SHORT TASK: Write out every entry exactly as it appears.

RECORDS FOR THIS EXERCISE:
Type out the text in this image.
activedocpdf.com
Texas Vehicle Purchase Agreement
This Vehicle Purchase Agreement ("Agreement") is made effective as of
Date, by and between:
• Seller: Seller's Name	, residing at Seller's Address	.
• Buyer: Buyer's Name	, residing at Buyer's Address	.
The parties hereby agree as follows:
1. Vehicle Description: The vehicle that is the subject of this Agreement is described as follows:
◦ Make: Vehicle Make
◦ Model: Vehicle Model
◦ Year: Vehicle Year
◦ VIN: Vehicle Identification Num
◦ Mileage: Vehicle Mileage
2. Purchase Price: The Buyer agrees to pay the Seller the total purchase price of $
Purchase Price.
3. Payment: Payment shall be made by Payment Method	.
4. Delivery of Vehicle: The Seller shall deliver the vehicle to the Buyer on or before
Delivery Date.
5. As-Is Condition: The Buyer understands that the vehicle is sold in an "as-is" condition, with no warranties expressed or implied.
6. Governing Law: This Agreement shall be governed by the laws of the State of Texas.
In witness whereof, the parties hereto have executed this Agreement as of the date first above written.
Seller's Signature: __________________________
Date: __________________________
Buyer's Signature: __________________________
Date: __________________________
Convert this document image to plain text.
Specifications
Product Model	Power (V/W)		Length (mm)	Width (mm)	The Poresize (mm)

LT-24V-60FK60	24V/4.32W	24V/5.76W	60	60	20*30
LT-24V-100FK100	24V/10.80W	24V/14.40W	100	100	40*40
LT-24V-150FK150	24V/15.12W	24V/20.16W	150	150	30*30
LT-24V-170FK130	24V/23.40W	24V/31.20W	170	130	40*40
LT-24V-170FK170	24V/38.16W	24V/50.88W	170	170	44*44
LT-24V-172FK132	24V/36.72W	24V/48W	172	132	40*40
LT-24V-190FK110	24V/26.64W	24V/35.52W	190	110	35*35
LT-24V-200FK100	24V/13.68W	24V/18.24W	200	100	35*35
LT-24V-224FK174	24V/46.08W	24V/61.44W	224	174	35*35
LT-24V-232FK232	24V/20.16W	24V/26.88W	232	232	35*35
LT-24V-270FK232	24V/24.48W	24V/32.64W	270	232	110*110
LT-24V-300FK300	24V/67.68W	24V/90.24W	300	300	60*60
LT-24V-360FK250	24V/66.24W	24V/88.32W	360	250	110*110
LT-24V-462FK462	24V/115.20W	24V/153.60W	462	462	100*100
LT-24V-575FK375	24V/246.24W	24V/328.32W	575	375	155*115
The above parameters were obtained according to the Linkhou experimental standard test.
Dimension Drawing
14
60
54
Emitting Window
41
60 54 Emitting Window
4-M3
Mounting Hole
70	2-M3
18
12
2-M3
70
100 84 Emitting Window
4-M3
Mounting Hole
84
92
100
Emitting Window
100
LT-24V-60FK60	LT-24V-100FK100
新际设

THE RESPONSE:
Type out the text in this image.
activedocpdf.com
Texas Vehicle Purchase Agreement
This Vehicle Purchase Agreement ("Agreement") is made effective as of
Date, by and between:
• Seller: Seller's Name	, residing at Seller's Address	.
• Buyer: Buyer's Name	, residing at Buyer's Address	.
The parties hereby agree as follows:
1. Vehicle Description: The vehicle that is the subject of this Agreement is described as follows:
◦ Make: Vehicle Make
◦ Model: Vehicle Model
◦ Year: Vehicle Year
◦ VIN: Vehicle Identification Num
◦ Mileage: Vehicle Mileage
2. Purchase Price: The Buyer agrees to pay the Seller the total purchase price of $
Purchase Price.
3. Payment: Payment shall be made by Payment Method	.
4. Delivery of Vehicle: The Seller shall deliver the vehicle to the Buyer on or before
Delivery Date.
5. As-Is Condition: The Buyer understands that the vehicle is sold in an "as-is" condition, with no warranties expressed or implied.
6. Governing Law: This Agreement shall be governed by the laws of the State of Texas.
In witness whereof, the parties hereto have executed this Agreement as of the date first above written.
Seller's Signature: __________________________
Date: __________________________
Buyer's Signature: __________________________
Date: __________________________
Convert this document image to plain text.
Specifications
Product Model	Power (V/W)		Length (mm)	Width (mm)	The Poresize (mm)

LT-24V-60FK60	24V/4.32W	24V/5.76W	60	60	20*30
LT-24V-100FK100	24V/10.80W	24V/14.40W	100	100	40*40
LT-24V-150FK150	24V/15.12W	24V/20.16W	150	150	30*30
LT-24V-170FK130	24V/23.40W	24V/31.20W	170	130	40*40
LT-24V-170FK170	24V/38.16W	24V/50.88W	170	170	44*44
LT-24V-172FK132	24V/36.72W	24V/48W	172	132	40*40
LT-24V-190FK110	24V/26.64W	24V/35.52W	190	110	35*35
LT-24V-200FK100	24V/13.68W	24V/18.24W	200	100	35*35
LT-24V-224FK174	24V/46.08W	24V/61.44W	224	174	35*35
LT-24V-232FK232	24V/20.16W	24V/26.88W	232	232	35*35
LT-24V-270FK232	24V/24.48W	24V/32.64W	270	232	110*110
LT-24V-300FK300	24V/67.68W	24V/90.24W	300	300	60*60
LT-24V-360FK250	24V/66.24W	24V/88.32W	360	250	110*110
LT-24V-462FK462	24V/115.20W	24V/153.60W	462	462	100*100
LT-24V-575FK375	24V/246.24W	24V/328.32W	575	375	155*115
The above parameters were obtained according to the Linkhou experimental standard test.
Dimension Drawing
14
60
54
Emitting Window
41
60 54 Emitting Window
4-M3
Mounting Hole
70	2-M3
18
12
2-M3
70
100 84 Emitting Window
4-M3
Mounting Hole
84
92
100
Emitting Window
100
LT-24V-60FK60	LT-24V-100FK100
新际设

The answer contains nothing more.